Directive:
Wherever the word "text" turns up in a line of the entries, copy that line.

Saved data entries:
[start]

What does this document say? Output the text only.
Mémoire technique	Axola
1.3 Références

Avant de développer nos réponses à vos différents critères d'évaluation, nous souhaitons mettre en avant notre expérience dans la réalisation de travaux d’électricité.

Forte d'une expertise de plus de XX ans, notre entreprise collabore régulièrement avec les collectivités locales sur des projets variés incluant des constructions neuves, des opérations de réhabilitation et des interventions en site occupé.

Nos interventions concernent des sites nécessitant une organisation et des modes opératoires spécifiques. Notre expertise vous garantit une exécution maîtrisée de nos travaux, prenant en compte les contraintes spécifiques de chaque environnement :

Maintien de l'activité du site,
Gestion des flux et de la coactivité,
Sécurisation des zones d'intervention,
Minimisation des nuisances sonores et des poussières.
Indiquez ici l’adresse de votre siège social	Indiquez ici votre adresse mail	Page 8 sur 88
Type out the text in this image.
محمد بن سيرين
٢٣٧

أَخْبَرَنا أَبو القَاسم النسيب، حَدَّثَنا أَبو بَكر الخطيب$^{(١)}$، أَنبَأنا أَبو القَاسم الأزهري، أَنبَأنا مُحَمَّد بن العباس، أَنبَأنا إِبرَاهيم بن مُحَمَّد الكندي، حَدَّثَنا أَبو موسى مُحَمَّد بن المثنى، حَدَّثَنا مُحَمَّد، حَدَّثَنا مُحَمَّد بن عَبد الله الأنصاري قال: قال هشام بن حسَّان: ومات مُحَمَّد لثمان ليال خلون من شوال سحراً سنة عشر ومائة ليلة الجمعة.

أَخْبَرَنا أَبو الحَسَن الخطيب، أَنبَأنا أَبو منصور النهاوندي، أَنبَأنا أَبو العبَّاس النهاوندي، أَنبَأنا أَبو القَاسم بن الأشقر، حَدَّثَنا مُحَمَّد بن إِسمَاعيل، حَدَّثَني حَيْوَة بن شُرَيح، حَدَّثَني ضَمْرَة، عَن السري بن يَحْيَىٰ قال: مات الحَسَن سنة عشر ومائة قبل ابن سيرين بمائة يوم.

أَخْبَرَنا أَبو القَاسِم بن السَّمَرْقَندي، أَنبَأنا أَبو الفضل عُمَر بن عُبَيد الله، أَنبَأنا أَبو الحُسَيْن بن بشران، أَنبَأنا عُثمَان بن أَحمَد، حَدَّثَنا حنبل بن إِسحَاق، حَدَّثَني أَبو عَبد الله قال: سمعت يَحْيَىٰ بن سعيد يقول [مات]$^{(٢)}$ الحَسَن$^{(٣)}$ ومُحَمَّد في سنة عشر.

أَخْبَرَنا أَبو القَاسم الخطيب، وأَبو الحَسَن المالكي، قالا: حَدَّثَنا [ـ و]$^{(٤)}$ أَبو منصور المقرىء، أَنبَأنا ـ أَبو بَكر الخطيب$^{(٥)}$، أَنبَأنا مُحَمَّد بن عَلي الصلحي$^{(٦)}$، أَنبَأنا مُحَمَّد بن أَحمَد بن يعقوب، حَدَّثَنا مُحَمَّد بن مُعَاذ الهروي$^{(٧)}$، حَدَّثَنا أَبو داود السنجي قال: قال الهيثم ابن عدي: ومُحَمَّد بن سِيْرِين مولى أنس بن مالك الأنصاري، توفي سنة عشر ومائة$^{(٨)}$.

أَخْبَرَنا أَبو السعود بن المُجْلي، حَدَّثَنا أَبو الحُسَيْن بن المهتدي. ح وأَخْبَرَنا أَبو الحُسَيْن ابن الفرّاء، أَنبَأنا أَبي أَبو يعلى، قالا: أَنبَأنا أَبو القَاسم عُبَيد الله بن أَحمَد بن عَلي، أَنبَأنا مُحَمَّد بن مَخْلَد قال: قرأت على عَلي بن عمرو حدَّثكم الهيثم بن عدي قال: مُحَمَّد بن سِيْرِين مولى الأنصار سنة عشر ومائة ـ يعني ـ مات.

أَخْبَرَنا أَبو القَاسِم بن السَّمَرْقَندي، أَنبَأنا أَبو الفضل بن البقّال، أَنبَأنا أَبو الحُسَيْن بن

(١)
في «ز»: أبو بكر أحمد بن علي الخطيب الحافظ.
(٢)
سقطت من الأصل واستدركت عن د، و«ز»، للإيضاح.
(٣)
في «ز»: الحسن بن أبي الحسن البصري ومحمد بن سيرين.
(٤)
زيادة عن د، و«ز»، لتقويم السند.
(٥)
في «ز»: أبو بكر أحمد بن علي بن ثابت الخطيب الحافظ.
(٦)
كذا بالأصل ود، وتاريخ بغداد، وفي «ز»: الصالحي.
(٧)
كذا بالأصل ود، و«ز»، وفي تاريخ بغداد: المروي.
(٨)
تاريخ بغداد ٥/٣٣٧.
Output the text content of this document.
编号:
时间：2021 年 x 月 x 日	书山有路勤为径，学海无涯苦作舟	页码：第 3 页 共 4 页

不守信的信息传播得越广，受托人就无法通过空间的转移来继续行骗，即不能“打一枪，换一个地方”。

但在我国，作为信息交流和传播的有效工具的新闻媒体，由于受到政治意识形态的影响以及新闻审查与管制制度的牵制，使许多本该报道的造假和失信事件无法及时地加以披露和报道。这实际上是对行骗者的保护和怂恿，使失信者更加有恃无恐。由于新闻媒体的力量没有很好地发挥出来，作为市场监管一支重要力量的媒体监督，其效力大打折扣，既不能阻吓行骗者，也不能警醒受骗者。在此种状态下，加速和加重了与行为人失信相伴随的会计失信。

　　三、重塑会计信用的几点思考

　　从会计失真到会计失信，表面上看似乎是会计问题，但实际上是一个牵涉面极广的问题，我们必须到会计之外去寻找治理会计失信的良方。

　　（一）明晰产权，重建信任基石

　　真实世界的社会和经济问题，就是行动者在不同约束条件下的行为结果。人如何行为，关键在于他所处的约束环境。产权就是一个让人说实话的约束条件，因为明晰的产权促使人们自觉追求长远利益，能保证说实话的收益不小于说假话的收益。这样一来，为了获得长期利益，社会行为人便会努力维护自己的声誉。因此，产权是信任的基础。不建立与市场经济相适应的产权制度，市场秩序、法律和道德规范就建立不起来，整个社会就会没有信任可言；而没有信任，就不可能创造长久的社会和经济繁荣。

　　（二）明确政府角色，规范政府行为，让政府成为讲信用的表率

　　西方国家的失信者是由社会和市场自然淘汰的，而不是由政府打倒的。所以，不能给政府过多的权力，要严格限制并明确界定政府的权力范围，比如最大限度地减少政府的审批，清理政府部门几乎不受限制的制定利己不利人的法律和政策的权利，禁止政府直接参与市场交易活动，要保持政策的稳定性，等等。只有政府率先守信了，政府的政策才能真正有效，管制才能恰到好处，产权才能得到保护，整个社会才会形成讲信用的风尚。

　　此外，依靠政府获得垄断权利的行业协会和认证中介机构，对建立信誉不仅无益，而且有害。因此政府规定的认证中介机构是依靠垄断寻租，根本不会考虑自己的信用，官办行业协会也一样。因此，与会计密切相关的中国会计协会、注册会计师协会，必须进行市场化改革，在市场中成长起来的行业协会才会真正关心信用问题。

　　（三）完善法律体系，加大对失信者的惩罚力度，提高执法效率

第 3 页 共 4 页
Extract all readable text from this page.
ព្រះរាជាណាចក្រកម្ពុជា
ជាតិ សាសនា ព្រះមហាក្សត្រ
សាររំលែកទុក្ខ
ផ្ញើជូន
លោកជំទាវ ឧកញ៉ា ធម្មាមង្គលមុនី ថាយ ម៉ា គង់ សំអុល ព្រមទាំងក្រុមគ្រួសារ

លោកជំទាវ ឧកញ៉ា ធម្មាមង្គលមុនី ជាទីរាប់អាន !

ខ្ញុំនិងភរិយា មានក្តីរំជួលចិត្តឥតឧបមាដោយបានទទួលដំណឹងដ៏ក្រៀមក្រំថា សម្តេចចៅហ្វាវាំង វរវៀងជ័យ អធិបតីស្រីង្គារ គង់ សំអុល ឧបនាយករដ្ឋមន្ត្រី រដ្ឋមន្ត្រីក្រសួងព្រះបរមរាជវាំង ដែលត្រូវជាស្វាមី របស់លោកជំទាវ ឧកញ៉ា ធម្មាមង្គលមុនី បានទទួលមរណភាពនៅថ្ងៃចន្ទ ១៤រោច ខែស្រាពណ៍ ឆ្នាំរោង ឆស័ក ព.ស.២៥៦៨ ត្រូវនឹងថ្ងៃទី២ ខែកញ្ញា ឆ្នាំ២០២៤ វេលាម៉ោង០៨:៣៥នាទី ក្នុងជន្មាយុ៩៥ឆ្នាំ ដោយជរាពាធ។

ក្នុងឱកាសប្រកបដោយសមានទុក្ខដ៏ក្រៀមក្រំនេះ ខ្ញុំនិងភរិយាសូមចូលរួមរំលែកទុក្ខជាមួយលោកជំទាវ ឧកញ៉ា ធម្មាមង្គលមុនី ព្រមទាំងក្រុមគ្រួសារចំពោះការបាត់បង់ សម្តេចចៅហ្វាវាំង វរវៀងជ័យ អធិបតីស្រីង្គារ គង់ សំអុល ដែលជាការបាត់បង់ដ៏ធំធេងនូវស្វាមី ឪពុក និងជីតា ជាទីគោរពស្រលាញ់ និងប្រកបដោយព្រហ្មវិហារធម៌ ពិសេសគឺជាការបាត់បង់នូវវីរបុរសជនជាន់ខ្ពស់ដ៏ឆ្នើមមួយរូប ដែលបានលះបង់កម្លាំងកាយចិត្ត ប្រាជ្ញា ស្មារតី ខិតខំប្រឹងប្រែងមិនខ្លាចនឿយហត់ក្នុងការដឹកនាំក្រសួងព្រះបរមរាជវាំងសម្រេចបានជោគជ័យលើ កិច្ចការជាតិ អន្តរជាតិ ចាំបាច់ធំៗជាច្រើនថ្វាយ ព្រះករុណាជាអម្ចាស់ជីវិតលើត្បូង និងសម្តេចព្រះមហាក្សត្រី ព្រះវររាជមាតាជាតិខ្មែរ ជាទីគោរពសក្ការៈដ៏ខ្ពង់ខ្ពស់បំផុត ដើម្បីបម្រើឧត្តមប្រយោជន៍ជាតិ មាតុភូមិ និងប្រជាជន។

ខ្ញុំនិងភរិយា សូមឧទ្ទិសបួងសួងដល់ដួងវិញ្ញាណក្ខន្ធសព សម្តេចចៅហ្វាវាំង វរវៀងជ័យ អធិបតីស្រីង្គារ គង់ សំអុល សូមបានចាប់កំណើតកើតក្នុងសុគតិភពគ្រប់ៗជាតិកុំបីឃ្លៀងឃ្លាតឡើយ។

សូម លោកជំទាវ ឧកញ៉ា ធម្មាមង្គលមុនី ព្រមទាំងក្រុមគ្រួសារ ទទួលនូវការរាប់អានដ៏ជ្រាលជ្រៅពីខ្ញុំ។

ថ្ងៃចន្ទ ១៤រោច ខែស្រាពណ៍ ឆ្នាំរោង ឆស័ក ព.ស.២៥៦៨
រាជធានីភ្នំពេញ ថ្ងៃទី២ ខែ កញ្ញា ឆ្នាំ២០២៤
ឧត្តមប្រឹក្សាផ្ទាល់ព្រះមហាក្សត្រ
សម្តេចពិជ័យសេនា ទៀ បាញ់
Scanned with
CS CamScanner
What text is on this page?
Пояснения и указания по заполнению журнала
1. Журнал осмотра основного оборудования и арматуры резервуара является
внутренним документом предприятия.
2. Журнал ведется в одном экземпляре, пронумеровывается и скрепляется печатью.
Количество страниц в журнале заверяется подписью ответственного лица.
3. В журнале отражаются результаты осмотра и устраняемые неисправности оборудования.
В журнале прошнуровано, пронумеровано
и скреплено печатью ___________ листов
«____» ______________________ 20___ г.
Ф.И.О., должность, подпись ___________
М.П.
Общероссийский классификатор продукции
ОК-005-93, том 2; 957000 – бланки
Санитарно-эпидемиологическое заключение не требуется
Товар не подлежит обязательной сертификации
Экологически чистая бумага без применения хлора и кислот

[end]

The completed task:
What does this document say? Output the text only.
Type out the text in this image.
Output the text content of this document.
Extract all readable text from this page.
What text is on this page?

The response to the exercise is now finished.